[What the task requires] Starting at the line that contains "What text is on this page?", restate each line word for word through the final line of the data, keeping both ends.

Stored dataset items
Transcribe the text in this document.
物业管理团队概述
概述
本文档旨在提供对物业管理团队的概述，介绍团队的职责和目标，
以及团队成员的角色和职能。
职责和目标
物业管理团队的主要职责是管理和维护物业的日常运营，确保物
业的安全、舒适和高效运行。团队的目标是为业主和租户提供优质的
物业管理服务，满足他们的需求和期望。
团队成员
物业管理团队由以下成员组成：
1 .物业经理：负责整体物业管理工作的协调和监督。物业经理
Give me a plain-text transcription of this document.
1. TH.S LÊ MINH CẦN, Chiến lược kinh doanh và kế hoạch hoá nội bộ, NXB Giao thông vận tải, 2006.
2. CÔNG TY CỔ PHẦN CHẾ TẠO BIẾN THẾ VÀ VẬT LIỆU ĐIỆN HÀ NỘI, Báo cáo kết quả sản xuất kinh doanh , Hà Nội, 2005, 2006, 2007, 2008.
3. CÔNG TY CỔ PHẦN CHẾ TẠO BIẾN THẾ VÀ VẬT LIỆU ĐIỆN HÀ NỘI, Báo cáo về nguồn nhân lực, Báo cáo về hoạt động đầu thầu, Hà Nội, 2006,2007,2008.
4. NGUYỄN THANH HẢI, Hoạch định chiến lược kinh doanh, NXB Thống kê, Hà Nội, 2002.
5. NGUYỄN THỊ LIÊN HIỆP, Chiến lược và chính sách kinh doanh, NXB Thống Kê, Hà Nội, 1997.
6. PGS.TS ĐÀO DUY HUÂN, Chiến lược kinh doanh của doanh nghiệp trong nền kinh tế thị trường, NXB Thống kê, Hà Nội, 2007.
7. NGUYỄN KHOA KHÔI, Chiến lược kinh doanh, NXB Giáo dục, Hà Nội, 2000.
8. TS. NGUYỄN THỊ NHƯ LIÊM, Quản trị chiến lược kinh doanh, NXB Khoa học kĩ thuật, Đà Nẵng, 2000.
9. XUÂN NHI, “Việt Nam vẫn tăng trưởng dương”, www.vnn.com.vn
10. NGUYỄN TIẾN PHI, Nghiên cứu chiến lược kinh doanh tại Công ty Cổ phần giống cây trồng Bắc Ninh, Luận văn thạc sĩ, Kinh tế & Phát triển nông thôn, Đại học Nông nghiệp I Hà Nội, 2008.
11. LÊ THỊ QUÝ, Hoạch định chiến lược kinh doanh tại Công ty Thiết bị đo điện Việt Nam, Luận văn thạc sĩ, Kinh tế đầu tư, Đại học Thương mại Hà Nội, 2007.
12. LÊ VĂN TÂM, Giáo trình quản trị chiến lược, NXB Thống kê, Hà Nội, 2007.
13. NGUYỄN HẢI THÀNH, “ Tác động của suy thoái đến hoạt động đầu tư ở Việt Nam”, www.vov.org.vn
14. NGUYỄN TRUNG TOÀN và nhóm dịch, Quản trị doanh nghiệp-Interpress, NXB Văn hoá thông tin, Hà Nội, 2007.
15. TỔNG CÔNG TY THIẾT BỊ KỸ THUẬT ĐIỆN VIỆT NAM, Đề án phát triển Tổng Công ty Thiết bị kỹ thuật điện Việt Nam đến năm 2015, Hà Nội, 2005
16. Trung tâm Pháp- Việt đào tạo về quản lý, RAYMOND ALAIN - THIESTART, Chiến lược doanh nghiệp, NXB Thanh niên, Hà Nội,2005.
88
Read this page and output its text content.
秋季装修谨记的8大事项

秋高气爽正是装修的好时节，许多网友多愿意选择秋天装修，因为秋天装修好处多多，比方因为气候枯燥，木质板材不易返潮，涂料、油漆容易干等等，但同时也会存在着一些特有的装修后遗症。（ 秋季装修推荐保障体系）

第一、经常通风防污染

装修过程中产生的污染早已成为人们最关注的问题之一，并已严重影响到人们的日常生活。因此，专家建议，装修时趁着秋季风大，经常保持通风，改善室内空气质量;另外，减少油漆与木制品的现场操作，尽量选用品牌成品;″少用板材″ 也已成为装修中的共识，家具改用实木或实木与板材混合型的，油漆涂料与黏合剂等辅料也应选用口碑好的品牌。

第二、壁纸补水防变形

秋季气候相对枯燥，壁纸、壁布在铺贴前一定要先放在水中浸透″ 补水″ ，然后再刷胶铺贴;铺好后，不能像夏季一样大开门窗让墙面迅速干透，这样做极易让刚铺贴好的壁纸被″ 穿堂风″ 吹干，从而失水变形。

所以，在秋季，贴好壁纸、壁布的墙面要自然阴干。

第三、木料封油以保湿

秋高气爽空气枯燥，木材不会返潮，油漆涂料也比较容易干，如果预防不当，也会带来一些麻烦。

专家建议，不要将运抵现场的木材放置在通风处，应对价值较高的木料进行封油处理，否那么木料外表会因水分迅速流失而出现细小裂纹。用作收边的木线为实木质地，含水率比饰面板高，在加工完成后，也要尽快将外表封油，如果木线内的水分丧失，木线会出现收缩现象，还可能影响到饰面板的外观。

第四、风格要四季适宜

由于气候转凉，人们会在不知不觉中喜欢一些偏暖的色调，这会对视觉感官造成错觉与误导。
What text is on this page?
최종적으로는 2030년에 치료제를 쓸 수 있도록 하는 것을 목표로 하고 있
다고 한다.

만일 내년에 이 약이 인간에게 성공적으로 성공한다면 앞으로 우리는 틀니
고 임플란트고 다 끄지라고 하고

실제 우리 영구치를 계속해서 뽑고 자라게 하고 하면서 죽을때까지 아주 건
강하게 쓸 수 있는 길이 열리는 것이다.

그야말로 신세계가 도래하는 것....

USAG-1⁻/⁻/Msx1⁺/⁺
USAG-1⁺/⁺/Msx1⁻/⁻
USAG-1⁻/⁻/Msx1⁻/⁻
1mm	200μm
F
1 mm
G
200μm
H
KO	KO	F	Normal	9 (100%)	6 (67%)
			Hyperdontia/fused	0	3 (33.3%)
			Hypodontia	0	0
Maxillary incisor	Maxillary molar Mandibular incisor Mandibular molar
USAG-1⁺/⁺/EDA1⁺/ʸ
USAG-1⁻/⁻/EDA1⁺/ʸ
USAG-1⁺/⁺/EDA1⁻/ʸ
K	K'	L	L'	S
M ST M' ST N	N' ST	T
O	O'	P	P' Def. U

[Finished exercise]
What text is on this page?
최종적으로는 2030년에 치료제를 쓸 수 있도록 하는 것을 목표로 하고 있
다고 한다.

만일 내년에 이 약이 인간에게 성공적으로 성공한다면 앞으로 우리는 틀니
고 임플란트고 다 끄지라고 하고

실제 우리 영구치를 계속해서 뽑고 자라게 하고 하면서 죽을때까지 아주 건
강하게 쓸 수 있는 길이 열리는 것이다.

그야말로 신세계가 도래하는 것....

USAG-1⁻/⁻/Msx1⁺/⁺
USAG-1⁺/⁺/Msx1⁻/⁻
USAG-1⁻/⁻/Msx1⁻/⁻
1mm	200μm
F
1 mm
G
200μm
H
KO	KO	F	Normal	9 (100%)	6 (67%)
			Hyperdontia/fused	0	3 (33.3%)
			Hypodontia	0	0
Maxillary incisor	Maxillary molar Mandibular incisor Mandibular molar
USAG-1⁺/⁺/EDA1⁺/ʸ
USAG-1⁻/⁻/EDA1⁺/ʸ
USAG-1⁺/⁺/EDA1⁻/ʸ
K	K'	L	L'	S
M ST M' ST N	N' ST	T
O	O'	P	P' Def. U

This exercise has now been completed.